Transcribe the records that follow exactly. Skip the pictures.

======== Records for the exercise

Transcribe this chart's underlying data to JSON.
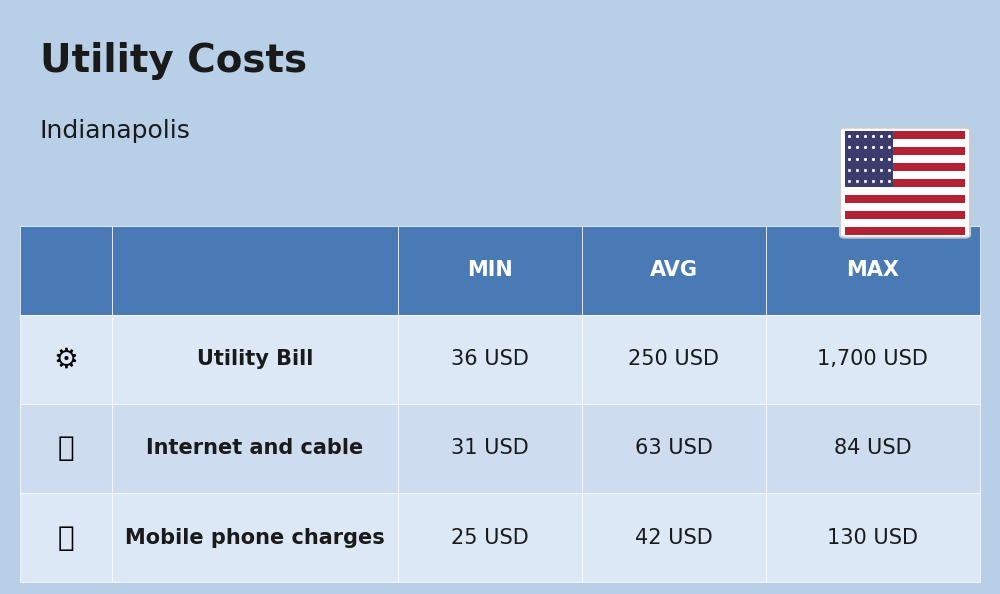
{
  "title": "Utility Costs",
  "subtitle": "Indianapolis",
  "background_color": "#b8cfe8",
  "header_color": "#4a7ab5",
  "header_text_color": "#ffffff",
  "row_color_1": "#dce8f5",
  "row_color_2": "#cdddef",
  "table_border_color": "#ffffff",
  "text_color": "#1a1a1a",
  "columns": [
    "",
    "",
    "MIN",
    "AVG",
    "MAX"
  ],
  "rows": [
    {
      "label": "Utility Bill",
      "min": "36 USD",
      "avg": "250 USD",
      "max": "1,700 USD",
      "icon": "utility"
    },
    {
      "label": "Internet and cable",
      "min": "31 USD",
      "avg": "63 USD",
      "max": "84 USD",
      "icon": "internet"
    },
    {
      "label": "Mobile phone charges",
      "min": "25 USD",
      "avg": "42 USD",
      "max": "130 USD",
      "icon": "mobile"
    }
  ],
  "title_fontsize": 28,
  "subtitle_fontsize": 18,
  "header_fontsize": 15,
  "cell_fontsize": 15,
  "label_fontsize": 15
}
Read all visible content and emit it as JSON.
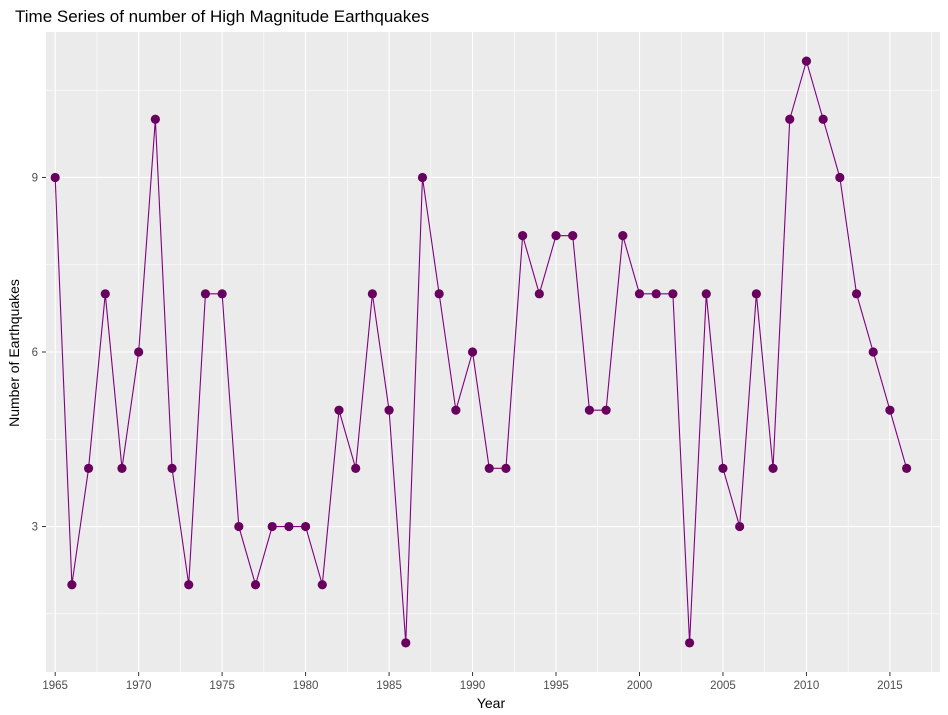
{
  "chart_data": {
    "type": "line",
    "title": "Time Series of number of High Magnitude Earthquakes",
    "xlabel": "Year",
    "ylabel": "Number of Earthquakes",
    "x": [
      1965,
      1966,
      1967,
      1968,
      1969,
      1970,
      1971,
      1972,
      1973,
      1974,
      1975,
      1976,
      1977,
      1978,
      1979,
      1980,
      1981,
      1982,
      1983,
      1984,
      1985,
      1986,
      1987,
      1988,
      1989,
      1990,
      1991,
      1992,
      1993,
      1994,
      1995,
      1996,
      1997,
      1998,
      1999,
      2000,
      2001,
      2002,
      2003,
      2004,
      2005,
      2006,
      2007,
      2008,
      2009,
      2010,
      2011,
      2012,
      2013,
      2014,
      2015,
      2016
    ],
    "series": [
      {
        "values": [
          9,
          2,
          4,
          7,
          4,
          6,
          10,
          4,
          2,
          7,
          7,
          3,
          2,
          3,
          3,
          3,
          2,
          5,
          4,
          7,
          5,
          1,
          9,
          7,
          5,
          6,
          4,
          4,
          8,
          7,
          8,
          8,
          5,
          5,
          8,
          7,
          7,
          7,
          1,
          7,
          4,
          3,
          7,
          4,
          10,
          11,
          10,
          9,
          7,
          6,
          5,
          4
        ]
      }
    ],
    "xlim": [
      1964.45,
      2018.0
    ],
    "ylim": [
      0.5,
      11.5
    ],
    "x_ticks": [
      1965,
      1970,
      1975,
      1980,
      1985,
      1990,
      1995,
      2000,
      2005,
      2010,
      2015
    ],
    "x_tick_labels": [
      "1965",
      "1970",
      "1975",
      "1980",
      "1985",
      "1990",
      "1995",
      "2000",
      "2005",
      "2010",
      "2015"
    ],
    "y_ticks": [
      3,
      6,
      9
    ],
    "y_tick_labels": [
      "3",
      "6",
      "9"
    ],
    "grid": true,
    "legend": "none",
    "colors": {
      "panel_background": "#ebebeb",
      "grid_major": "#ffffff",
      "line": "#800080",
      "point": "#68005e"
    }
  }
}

================

• Full answer:
Transcribe this chart's underlying data to JSON.
{
  "title": "Utility Costs",
  "subtitle": "Indianapolis",
  "background_color": "#b8cfe8",
  "header_color": "#4a7ab5",
  "header_text_color": "#ffffff",
  "row_color_1": "#dce8f5",
  "row_color_2": "#cdddef",
  "table_border_color": "#ffffff",
  "text_color": "#1a1a1a",
  "columns": [
    "",
    "",
    "MIN",
    "AVG",
    "MAX"
  ],
  "rows": [
    {
      "label": "Utility Bill",
      "min": "36 USD",
      "avg": "250 USD",
      "max": "1,700 USD",
      "icon": "utility"
    },
    {
      "label": "Internet and cable",
      "min": "31 USD",
      "avg": "63 USD",
      "max": "84 USD",
      "icon": "internet"
    },
    {
      "label": "Mobile phone charges",
      "min": "25 USD",
      "avg": "42 USD",
      "max": "130 USD",
      "icon": "mobile"
    }
  ],
  "title_fontsize": 28,
  "subtitle_fontsize": 18,
  "header_fontsize": 15,
  "cell_fontsize": 15,
  "label_fontsize": 15
}
Read all visible content and emit it as JSON.
{
  "chart_data": {
    "type": "line",
    "title": "Time Series of number of High Magnitude Earthquakes",
    "xlabel": "Year",
    "ylabel": "Number of Earthquakes",
    "x": [
      1965,
      1966,
      1967,
      1968,
      1969,
      1970,
      1971,
      1972,
      1973,
      1974,
      1975,
      1976,
      1977,
      1978,
      1979,
      1980,
      1981,
      1982,
      1983,
      1984,
      1985,
      1986,
      1987,
      1988,
      1989,
      1990,
      1991,
      1992,
      1993,
      1994,
      1995,
      1996,
      1997,
      1998,
      1999,
      2000,
      2001,
      2002,
      2003,
      2004,
      2005,
      2006,
      2007,
      2008,
      2009,
      2010,
      2011,
      2012,
      2013,
      2014,
      2015,
      2016
    ],
    "series": [
      {
        "values": [
          9,
          2,
          4,
          7,
          4,
          6,
          10,
          4,
          2,
          7,
          7,
          3,
          2,
          3,
          3,
          3,
          2,
          5,
          4,
          7,
          5,
          1,
          9,
          7,
          5,
          6,
          4,
          4,
          8,
          7,
          8,
          8,
          5,
          5,
          8,
          7,
          7,
          7,
          1,
          7,
          4,
          3,
          7,
          4,
          10,
          11,
          10,
          9,
          7,
          6,
          5,
          4
        ]
      }
    ],
    "xlim": [
      1964.45,
      2018.0
    ],
    "ylim": [
      0.5,
      11.5
    ],
    "x_ticks": [
      1965,
      1970,
      1975,
      1980,
      1985,
      1990,
      1995,
      2000,
      2005,
      2010,
      2015
    ],
    "x_tick_labels": [
      "1965",
      "1970",
      "1975",
      "1980",
      "1985",
      "1990",
      "1995",
      "2000",
      "2005",
      "2010",
      "2015"
    ],
    "y_ticks": [
      3,
      6,
      9
    ],
    "y_tick_labels": [
      "3",
      "6",
      "9"
    ],
    "grid": true,
    "legend": "none",
    "colors": {
      "panel_background": "#ebebeb",
      "grid_major": "#ffffff",
      "line": "#800080",
      "point": "#68005e"
    }
  }
}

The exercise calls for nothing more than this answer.